Lines of data:

-- Begin --

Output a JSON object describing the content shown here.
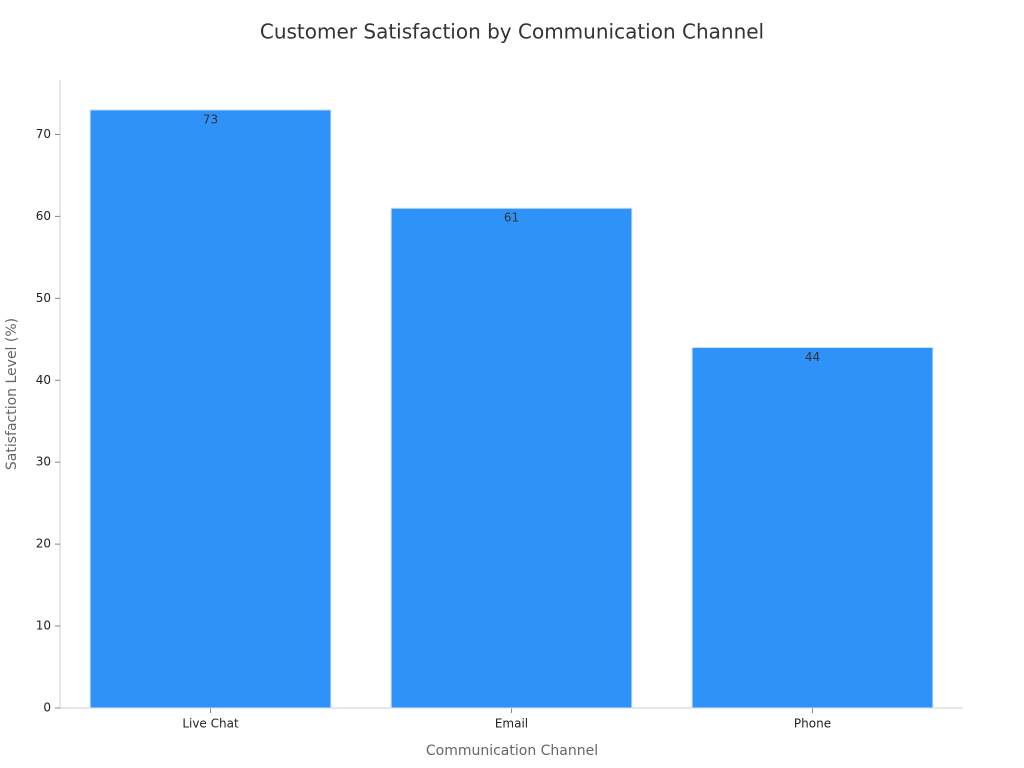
{
  "chart_data": {
    "type": "bar",
    "title": "Customer Satisfaction by Communication Channel",
    "x_label": "Communication Channel",
    "y_label": "Satisfaction Level (%)",
    "categories": [
      "Live Chat",
      "Email",
      "Phone"
    ],
    "values": [
      73,
      61,
      44
    ],
    "color": "#2f92f8",
    "ylim": [
      0,
      76.65
    ],
    "yticks": [
      0,
      10,
      20,
      30,
      40,
      50,
      60,
      70
    ],
    "grid": false
  }
}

-- End --

*Description of the task*: Give the number of lines in the records that contain the string "Channel", with no other output.

*Complete answer*: 2